Records excerpted from a collection.
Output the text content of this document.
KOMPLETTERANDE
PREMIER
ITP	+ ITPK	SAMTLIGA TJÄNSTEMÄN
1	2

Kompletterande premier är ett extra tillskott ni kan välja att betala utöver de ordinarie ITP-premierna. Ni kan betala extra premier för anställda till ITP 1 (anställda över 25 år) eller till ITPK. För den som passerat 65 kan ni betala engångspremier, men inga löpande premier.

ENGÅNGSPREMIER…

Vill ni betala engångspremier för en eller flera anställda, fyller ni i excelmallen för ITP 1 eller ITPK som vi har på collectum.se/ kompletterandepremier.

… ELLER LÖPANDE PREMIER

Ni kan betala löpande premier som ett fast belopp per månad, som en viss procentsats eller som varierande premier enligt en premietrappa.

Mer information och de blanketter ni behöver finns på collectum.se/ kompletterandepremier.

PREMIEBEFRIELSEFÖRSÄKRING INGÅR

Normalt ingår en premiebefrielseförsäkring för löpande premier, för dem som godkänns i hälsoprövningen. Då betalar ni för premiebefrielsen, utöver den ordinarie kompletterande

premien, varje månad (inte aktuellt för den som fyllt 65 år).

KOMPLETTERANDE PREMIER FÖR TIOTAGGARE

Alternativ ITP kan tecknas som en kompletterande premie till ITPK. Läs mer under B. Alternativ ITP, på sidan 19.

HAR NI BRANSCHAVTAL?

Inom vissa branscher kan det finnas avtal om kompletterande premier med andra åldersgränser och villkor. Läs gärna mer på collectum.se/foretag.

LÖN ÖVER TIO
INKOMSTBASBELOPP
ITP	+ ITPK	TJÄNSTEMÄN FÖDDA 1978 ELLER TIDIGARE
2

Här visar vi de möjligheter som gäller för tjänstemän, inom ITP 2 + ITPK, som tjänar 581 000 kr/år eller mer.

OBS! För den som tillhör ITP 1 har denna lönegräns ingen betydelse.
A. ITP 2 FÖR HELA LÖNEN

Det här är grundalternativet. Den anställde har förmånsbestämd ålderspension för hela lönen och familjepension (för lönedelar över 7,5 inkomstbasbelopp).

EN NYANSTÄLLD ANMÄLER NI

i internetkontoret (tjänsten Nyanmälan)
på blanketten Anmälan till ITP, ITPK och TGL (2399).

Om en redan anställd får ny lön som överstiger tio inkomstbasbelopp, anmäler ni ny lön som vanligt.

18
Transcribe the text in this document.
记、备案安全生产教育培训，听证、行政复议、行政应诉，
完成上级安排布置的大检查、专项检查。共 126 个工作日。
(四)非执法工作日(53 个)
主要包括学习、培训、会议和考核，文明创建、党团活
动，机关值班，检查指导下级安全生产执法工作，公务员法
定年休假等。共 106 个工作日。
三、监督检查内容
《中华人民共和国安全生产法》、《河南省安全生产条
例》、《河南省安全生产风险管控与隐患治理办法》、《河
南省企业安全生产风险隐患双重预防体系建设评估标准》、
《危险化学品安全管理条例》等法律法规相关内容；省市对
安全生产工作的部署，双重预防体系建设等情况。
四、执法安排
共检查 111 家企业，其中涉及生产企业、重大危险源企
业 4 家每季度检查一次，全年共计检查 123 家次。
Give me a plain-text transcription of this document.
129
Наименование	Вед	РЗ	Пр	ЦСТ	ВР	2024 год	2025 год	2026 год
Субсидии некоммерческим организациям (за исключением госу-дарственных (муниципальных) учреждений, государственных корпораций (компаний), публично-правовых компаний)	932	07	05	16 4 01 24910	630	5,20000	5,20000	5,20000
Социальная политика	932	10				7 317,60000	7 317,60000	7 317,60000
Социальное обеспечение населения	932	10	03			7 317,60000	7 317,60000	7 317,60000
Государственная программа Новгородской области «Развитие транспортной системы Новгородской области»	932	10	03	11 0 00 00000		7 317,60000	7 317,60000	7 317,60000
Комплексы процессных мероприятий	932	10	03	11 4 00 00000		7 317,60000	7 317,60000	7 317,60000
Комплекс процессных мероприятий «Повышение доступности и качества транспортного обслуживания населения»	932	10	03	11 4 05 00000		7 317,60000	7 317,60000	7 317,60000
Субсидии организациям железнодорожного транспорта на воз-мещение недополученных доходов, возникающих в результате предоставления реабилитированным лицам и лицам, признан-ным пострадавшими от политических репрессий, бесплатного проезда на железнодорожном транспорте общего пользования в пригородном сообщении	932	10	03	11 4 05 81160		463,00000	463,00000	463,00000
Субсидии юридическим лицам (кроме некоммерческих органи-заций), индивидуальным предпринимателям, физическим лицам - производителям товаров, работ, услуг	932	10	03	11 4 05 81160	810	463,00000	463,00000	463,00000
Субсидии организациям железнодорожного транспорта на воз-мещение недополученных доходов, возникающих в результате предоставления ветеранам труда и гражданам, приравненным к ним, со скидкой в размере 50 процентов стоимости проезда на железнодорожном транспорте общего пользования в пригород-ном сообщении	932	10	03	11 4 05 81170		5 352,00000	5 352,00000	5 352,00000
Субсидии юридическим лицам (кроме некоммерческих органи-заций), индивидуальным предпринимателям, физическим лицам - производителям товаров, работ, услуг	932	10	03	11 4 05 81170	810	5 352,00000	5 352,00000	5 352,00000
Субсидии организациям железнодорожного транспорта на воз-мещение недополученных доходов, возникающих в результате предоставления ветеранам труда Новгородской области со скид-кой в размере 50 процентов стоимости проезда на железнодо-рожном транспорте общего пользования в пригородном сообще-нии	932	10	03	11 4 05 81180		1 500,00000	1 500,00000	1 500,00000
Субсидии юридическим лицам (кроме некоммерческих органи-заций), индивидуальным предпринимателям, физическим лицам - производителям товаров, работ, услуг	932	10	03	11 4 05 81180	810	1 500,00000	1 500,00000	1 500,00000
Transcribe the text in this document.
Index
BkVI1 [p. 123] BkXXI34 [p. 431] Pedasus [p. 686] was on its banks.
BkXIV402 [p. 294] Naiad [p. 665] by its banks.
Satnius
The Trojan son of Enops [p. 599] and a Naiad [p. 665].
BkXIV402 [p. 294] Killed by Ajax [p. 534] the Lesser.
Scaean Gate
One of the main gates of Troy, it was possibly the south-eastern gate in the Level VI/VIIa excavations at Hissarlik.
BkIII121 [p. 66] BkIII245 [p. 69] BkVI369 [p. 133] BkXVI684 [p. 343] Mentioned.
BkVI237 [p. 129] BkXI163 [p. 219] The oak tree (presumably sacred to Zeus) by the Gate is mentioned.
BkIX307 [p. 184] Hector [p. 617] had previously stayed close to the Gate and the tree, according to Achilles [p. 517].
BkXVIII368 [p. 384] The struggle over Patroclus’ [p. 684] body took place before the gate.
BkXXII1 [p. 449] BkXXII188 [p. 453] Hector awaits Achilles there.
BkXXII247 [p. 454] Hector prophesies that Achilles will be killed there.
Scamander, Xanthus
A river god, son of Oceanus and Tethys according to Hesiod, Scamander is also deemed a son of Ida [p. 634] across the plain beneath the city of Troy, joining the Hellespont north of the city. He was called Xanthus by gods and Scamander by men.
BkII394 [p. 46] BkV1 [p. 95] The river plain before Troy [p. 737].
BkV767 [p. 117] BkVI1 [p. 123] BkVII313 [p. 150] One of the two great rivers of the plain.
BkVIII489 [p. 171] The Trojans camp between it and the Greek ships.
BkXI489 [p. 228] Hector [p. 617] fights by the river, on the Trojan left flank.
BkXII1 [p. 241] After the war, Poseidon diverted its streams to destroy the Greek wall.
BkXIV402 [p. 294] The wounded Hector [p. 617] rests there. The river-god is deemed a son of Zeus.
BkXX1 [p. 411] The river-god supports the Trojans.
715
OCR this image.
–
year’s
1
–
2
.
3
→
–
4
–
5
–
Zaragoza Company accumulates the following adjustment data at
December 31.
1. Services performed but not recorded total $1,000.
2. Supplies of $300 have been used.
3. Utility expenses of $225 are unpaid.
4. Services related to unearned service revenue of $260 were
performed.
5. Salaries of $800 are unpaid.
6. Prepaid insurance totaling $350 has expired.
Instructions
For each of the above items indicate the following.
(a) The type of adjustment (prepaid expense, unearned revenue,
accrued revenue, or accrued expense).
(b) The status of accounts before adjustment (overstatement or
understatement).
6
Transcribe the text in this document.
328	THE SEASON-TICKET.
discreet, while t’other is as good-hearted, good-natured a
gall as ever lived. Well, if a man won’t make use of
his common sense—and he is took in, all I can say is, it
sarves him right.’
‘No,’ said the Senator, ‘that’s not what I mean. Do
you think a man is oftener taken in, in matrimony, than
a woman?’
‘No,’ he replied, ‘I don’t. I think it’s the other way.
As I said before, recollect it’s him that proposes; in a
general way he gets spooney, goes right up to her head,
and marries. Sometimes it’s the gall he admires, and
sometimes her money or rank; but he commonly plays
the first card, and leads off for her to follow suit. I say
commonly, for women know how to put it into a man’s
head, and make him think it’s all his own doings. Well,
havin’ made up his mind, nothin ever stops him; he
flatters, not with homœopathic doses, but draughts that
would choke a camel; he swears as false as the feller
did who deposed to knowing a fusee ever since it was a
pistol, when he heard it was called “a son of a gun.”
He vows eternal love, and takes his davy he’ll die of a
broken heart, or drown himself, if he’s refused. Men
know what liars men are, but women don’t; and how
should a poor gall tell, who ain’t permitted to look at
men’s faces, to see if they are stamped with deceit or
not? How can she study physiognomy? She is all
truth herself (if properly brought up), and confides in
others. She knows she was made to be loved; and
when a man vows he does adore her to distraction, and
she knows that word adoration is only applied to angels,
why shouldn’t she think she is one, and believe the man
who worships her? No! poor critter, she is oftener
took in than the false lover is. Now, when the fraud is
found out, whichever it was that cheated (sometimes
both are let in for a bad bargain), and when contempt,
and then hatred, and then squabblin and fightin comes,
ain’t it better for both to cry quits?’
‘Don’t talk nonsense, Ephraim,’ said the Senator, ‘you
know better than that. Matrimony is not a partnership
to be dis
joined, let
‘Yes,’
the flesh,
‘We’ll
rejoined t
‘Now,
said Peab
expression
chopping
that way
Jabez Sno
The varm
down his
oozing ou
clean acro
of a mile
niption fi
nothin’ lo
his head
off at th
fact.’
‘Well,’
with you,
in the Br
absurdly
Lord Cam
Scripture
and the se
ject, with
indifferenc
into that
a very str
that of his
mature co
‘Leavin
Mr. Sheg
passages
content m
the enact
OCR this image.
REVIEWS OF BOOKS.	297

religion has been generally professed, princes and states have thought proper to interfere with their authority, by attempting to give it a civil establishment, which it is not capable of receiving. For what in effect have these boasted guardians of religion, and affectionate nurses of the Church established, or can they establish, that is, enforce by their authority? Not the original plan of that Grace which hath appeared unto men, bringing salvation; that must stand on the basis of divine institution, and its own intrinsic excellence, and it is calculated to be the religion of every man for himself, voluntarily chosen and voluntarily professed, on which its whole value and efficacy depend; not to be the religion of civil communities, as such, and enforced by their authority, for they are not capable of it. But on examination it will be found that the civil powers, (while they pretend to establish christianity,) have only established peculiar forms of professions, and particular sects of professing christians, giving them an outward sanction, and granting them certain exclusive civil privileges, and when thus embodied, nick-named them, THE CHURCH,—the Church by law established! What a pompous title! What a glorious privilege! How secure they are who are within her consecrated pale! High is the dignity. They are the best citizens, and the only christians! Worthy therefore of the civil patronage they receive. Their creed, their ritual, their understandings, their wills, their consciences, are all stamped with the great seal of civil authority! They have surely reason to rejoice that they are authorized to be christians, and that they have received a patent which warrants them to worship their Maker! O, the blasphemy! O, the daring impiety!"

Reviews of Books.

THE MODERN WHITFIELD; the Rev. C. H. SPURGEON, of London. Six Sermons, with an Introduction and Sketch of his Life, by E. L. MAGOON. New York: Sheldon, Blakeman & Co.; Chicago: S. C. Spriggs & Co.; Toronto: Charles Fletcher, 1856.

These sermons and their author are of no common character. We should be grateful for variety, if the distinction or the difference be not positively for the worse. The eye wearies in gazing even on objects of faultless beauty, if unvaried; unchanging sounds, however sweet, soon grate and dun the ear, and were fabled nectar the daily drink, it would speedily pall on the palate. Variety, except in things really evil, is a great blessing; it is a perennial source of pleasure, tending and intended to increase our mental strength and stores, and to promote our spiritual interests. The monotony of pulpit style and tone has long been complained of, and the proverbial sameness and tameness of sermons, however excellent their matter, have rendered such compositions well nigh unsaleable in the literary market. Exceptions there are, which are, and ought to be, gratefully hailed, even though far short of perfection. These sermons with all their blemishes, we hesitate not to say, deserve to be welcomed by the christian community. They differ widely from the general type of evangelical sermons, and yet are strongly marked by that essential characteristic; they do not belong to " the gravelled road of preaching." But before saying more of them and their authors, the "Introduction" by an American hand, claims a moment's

Set exercise.
Copy out each line of the data where the string "кроме" appears.

Output for this task.
Субсидии юридическим лицам (кроме некоммерческих органи-заций), индивидуальным предпринимателям, физическим лицам - производителям товаров, работ, услуг	932	10	03	11 4 05 81160	810	463,00000	463,00000	463,00000
Субсидии юридическим лицам (кроме некоммерческих органи-заций), индивидуальным предпринимателям, физическим лицам - производителям товаров, работ, услуг	932	10	03	11 4 05 81170	810	5 352,00000	5 352,00000	5 352,00000
Субсидии юридическим лицам (кроме некоммерческих органи-заций), индивидуальным предпринимателям, физическим лицам - производителям товаров, работ, услуг	932	10	03	11 4 05 81180	810	1 500,00000	1 500,00000	1 500,00000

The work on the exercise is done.